— BEGIN Exercise material —

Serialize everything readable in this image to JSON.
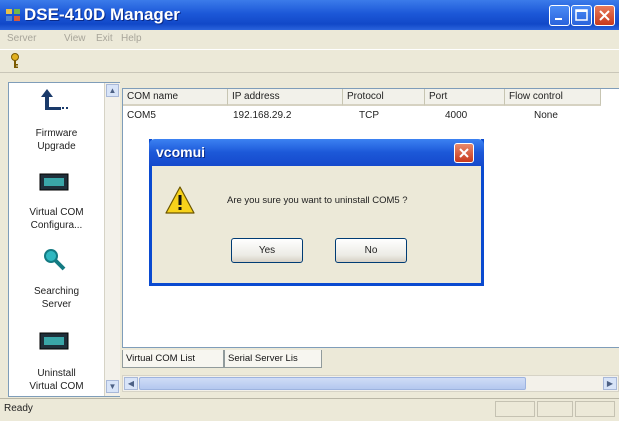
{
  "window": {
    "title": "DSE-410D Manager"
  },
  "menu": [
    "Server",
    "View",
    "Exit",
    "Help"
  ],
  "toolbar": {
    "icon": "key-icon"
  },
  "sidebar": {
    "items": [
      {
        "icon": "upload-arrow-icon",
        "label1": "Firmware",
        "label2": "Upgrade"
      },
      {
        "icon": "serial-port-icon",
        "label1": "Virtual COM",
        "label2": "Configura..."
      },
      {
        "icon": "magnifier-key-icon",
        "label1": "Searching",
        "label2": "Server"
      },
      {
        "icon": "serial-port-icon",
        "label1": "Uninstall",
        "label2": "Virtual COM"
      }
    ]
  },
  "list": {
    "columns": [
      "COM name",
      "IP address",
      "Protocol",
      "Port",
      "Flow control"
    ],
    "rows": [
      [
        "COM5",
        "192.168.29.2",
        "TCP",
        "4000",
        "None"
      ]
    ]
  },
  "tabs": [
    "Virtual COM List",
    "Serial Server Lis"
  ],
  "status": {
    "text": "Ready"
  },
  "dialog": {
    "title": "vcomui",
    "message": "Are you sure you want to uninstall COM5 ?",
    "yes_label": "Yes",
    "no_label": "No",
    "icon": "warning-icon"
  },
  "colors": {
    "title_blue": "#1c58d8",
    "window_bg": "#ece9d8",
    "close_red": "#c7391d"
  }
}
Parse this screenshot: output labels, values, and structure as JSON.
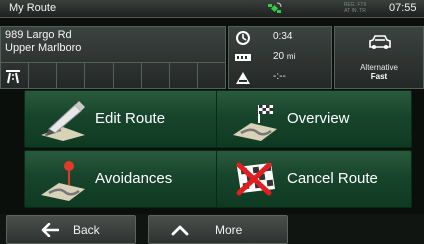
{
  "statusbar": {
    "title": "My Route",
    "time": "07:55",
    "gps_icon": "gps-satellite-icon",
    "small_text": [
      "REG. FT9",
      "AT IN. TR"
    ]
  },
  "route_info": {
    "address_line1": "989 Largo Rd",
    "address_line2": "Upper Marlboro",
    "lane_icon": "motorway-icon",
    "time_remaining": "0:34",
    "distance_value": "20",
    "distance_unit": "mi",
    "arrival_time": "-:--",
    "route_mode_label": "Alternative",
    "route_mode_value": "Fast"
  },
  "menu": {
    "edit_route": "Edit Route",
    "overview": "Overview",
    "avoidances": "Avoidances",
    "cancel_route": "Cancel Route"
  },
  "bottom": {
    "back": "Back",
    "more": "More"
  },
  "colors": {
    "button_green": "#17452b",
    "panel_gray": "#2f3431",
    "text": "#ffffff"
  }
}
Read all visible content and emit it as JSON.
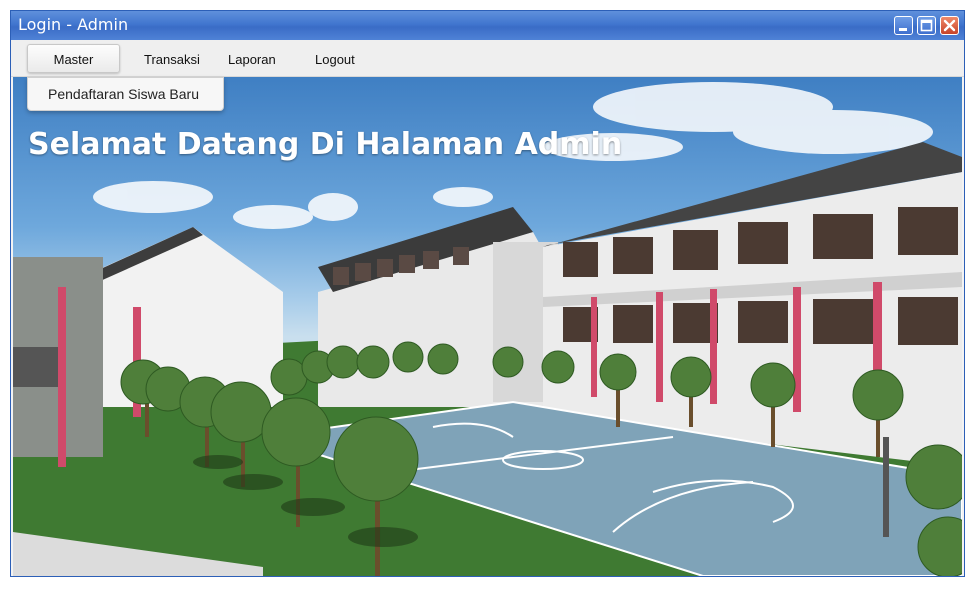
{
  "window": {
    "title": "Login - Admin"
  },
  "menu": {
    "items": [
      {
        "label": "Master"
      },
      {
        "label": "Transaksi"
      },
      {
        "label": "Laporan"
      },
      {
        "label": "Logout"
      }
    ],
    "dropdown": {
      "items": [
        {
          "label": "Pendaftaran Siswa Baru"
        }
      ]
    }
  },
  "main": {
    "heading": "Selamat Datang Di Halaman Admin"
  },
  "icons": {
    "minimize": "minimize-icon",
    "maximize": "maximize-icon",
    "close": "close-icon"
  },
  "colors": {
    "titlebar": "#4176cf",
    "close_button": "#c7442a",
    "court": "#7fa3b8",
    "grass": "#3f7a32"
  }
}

— END Exercise material —

Objective: Looking at the data above, show all lines where the word "Virtual" occurs.

Answer to the exercise:
        "label1": "Virtual COM",
        "label2": "Virtual COM"
    "Virtual COM List",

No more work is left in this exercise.